## [TASK DIRECTIONS]
Gather all lines in the entries below that include the word "поступивших".

## [Records contained in a dataset]
━━━━━━

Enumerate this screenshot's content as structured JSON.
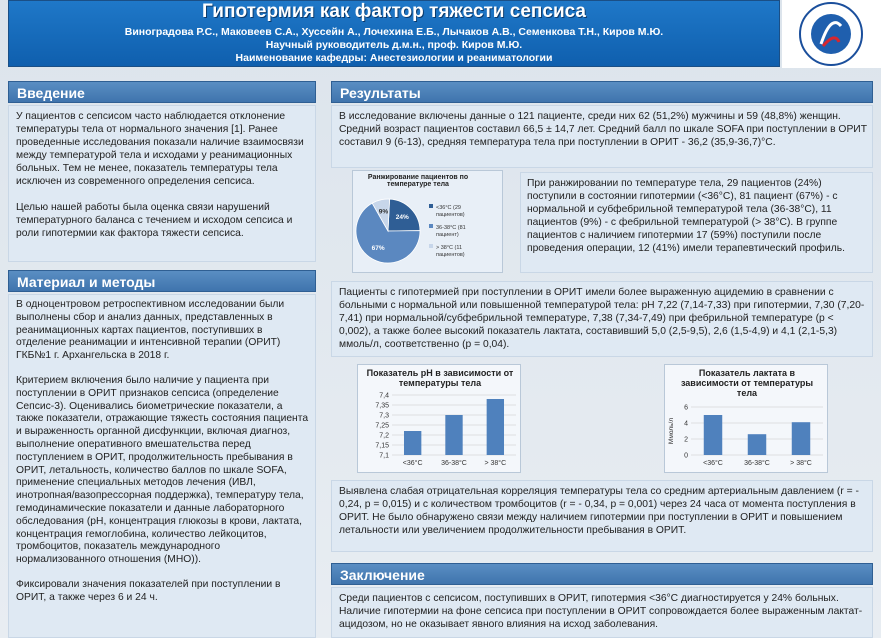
{
  "header": {
    "title": "Гипотермия как фактор тяжести сепсиса",
    "authors": "Виноградова Р.С., Маковеев С.А., Хуссейн А., Лочехина Е.Б., Лычаков А.В., Семенкова Т.Н., Киров М.Ю.",
    "supervisor": "Научный руководитель д.м.н., проф. Киров М.Ю.",
    "department": "Наименование кафедры: Анестезиологии и реаниматологии"
  },
  "intro": {
    "heading": "Введение",
    "p1": "У пациентов с сепсисом часто наблюдается отклонение температуры тела от нормального значения [1]. Ранее проведенные исследования показали наличие взаимосвязи между температурой тела и исходами у реанимационных больных. Тем не менее, показатель температуры тела исключен из современного определения сепсиса.",
    "p2": "Целью нашей работы была оценка связи нарушений температурного баланса с течением и исходом сепсиса и роли гипотермии как фактора тяжести сепсиса."
  },
  "methods": {
    "heading": "Материал и методы",
    "p1": "В одноцентровом ретроспективном исследовании были выполнены сбор и анализ данных, представленных в реанимационных картах пациентов, поступивших в отделение реанимации и интенсивной терапии (ОРИТ) ГКБ№1 г. Архангельска в 2018 г.",
    "p2": "Критерием включения было наличие у пациента при поступлении в ОРИТ признаков сепсиса (определение Сепсис-3). Оценивались биометрические показатели, а также показатели, отражающие тяжесть состояния пациента и выраженность органной дисфункции, включая диагноз, выполнение оперативного вмешательства перед поступлением в ОРИТ, продолжительность пребывания в ОРИТ, летальность, количество баллов по шкале SOFA, применение специальных методов лечения (ИВЛ, инотропная/вазопрессорная поддержка), температуру тела, гемодинамические показатели и данные лабораторного обследования (рН, концентрация глюкозы в крови, лактата, концентрация гемоглобина, количество лейкоцитов, тромбоцитов, показатель международного нормализованного отношения (МНО)).",
    "p3": "Фиксировали значения показателей при поступлении в ОРИТ, а также через 6 и 24 ч."
  },
  "results": {
    "heading": "Результаты",
    "p1": "В исследование включены данные о 121 пациенте, среди них 62 (51,2%) мужчины и 59 (48,8%) женщин. Средний возраст пациентов составил 66,5 ± 14,7 лет. Средний балл по шкале SOFA при поступлении в ОРИТ составил 9 (6-13), средняя температура тела при поступлении в ОРИТ - 36,2 (35,9-36,7)°С.",
    "p2": "При ранжировании по температуре тела, 29 пациентов (24%) поступили в состоянии гипотермии (<36°C), 81 пациент (67%) - с нормальной и субфебрильной температурой тела (36-38°С), 11 пациентов (9%) - с фебрильной температурой (> 38°С). В группе пациентов с наличием гипотермии 17 (59%) поступили после проведения операции, 12 (41%) имели терапевтический профиль.",
    "p3": "Пациенты с гипотермией при поступлении в ОРИТ имели более выраженную ацидемию в сравнении с больными с нормальной или повышенной температурой тела: рН 7,22 (7,14-7,33) при гипотермии, 7,30 (7,20-7,41) при нормальной/субфебрильной температуре, 7,38 (7,34-7,49) при фебрильной температуре (р < 0,002), а также более высокий показатель лактата, составивший 5,0 (2,5-9,5), 2,6 (1,5-4,9) и 4,1 (2,1-5,3) ммоль/л, соответственно (р = 0,04).",
    "p4": "Выявлена слабая отрицательная корреляция температуры тела со средним артериальным давлением (r = - 0,24, p = 0,015) и с количеством тромбоцитов (r = - 0,34, p = 0,001) через 24 часа от момента поступления в ОРИТ. Не было обнаружено связи между наличием гипотермии при поступлении в ОРИТ и повышением летальности или увеличением продолжительности пребывания в ОРИТ."
  },
  "conclusion": {
    "heading": "Заключение",
    "p1": "Среди пациентов с сепсисом, поступивших в ОРИТ, гипотермия <36°С диагностируется у 24% больных. Наличие гипотермии на фоне сепсиса при поступлении в ОРИТ сопровождается более выраженным лактат-ацидозом, но не оказывает явного влияния на исход заболевания."
  },
  "chart_data": [
    {
      "type": "pie",
      "title": "Ранжирование пациентов по температуре тела",
      "slices": [
        {
          "label": "<36°C (29 пациентов)",
          "value": 24,
          "pct_label": "24%",
          "color": "#2f5e95"
        },
        {
          "label": "36-38°C (81 пациент)",
          "value": 67,
          "pct_label": "67%",
          "color": "#5b88c0"
        },
        {
          "label": "> 38°C (11 пациентов)",
          "value": 9,
          "pct_label": "9%",
          "color": "#c7d6ea"
        }
      ]
    },
    {
      "type": "bar",
      "title": "Показатель рН в зависимости от температуры тела",
      "categories": [
        "<36°C",
        "36-38°C",
        "> 38°C"
      ],
      "values": [
        7.22,
        7.3,
        7.38
      ],
      "yticks": [
        "7,4",
        "7,35",
        "7,3",
        "7,25",
        "7,2",
        "7,15",
        "7,1"
      ],
      "ylim": [
        7.1,
        7.4
      ],
      "color": "#4f81bd"
    },
    {
      "type": "bar",
      "title": "Показатель лактата в зависимости от температуры тела",
      "ylabel": "Ммоль/л",
      "categories": [
        "<36°C",
        "36-38°C",
        "> 38°C"
      ],
      "values": [
        5.0,
        2.6,
        4.1
      ],
      "yticks": [
        "6",
        "4",
        "2",
        "0"
      ],
      "ylim": [
        0,
        6
      ],
      "color": "#4f81bd"
    }
  ],
  "logo": {
    "text": "СЕВЕРНЫЙ ГОСУДАРСТВЕННЫЙ МЕДИЦИНСКИЙ УНИВЕРСИТЕТ"
  }
}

━━━━━━

## [EXERCISE ANSWER]
    "p1": "В одноцентровом ретроспективном исследовании были выполнены сбор и анализ данных, представленных в реанимационных картах пациентов, поступивших в отделение реанимации и интенсивной терапии (ОРИТ) ГКБ№1 г. Архангельска в 2018 г.",
    "p1": "Среди пациентов с сепсисом, поступивших в ОРИТ, гипотермия <36°С диагностируется у 24% больных. Наличие гипотермии на фоне сепсиса при поступлении в ОРИТ сопровождается более выраженным лактат-ацидозом, но не оказывает явного влияния на исход заболевания."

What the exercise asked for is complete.